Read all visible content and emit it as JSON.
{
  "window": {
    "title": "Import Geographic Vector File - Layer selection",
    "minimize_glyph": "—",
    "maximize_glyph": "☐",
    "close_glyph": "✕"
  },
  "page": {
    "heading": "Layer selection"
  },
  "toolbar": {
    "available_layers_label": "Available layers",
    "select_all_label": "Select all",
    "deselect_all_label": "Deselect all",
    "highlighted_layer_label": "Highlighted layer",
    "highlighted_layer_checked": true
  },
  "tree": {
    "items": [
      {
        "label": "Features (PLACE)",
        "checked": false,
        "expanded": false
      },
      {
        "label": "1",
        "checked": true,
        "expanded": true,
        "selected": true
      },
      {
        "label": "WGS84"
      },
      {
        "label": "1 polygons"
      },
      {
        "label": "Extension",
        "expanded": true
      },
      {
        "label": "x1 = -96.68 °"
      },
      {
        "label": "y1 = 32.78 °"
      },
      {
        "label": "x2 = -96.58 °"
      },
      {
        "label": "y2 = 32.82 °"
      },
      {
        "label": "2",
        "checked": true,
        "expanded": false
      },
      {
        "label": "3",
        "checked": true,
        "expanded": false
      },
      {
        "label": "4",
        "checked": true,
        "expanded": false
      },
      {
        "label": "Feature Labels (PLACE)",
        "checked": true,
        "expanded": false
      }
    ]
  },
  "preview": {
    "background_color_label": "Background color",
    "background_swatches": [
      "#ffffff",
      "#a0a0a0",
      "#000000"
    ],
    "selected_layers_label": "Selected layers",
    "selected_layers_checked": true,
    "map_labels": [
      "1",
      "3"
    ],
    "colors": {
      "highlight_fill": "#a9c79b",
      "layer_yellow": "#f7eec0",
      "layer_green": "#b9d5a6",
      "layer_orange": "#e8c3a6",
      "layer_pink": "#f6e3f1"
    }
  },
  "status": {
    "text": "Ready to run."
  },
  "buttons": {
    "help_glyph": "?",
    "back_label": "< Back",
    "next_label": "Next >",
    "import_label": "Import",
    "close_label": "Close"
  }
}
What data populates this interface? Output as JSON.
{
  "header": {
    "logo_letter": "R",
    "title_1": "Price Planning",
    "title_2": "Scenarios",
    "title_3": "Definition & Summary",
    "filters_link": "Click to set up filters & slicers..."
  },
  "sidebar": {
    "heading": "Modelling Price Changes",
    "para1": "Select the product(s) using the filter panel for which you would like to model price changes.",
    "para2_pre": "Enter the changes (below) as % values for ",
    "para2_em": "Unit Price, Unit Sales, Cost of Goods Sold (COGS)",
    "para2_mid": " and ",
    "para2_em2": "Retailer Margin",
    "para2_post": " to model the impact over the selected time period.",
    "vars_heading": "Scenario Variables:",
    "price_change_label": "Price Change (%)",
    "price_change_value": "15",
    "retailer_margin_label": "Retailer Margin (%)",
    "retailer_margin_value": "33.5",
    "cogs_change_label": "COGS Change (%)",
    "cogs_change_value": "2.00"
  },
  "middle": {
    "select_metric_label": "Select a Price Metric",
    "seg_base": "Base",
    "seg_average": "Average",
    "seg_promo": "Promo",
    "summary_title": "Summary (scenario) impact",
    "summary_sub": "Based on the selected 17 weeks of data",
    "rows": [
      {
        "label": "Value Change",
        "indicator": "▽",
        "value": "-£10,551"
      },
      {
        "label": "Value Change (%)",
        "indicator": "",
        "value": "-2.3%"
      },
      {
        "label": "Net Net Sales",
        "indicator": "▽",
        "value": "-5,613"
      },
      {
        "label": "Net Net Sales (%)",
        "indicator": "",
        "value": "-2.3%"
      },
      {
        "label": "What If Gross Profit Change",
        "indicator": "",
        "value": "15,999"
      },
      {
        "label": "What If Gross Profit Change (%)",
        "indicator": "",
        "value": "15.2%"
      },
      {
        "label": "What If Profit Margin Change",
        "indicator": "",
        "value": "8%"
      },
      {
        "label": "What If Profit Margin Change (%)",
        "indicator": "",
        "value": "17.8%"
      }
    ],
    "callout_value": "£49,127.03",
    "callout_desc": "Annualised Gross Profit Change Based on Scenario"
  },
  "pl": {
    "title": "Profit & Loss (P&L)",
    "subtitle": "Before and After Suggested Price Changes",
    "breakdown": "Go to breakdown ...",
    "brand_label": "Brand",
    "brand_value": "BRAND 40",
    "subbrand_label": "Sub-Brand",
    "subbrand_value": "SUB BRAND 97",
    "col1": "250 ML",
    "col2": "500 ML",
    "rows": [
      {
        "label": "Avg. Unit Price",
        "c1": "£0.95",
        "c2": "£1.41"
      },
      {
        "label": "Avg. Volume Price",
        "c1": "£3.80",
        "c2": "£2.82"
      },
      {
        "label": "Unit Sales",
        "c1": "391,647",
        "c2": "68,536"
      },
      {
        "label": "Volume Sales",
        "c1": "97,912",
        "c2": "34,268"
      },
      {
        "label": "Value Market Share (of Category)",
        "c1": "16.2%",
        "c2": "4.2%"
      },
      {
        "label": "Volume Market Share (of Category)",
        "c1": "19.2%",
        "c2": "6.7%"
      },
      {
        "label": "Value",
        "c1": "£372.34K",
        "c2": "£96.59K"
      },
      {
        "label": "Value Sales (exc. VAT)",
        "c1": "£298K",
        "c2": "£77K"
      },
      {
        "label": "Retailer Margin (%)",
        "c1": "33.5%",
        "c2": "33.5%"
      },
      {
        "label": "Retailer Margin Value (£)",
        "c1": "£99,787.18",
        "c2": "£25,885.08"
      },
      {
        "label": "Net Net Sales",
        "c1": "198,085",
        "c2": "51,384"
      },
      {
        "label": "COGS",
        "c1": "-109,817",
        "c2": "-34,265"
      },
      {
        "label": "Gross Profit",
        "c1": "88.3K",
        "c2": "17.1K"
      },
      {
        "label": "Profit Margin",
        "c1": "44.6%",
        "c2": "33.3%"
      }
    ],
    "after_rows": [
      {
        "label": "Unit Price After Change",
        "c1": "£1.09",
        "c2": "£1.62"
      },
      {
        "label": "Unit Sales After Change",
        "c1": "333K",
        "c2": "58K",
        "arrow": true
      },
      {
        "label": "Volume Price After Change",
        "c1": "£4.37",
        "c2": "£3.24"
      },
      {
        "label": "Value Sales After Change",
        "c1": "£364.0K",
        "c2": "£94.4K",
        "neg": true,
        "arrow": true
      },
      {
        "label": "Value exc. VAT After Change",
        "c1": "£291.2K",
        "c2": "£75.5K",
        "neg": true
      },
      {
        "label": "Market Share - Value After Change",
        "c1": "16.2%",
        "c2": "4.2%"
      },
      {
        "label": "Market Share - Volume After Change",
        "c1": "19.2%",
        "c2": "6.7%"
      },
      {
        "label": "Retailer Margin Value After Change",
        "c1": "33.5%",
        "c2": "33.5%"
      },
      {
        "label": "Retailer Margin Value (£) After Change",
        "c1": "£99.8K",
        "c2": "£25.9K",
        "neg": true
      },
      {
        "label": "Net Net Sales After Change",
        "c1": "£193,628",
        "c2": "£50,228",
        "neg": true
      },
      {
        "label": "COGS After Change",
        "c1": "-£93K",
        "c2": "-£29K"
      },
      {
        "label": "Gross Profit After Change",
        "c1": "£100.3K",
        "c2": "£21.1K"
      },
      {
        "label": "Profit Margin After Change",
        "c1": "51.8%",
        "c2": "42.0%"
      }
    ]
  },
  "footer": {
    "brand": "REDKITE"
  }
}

--------------------

**TASK BRIEF:** Go through the material above and count the lines that contain "impact"; answer with the number alone.

**FINISHED TASK:** 2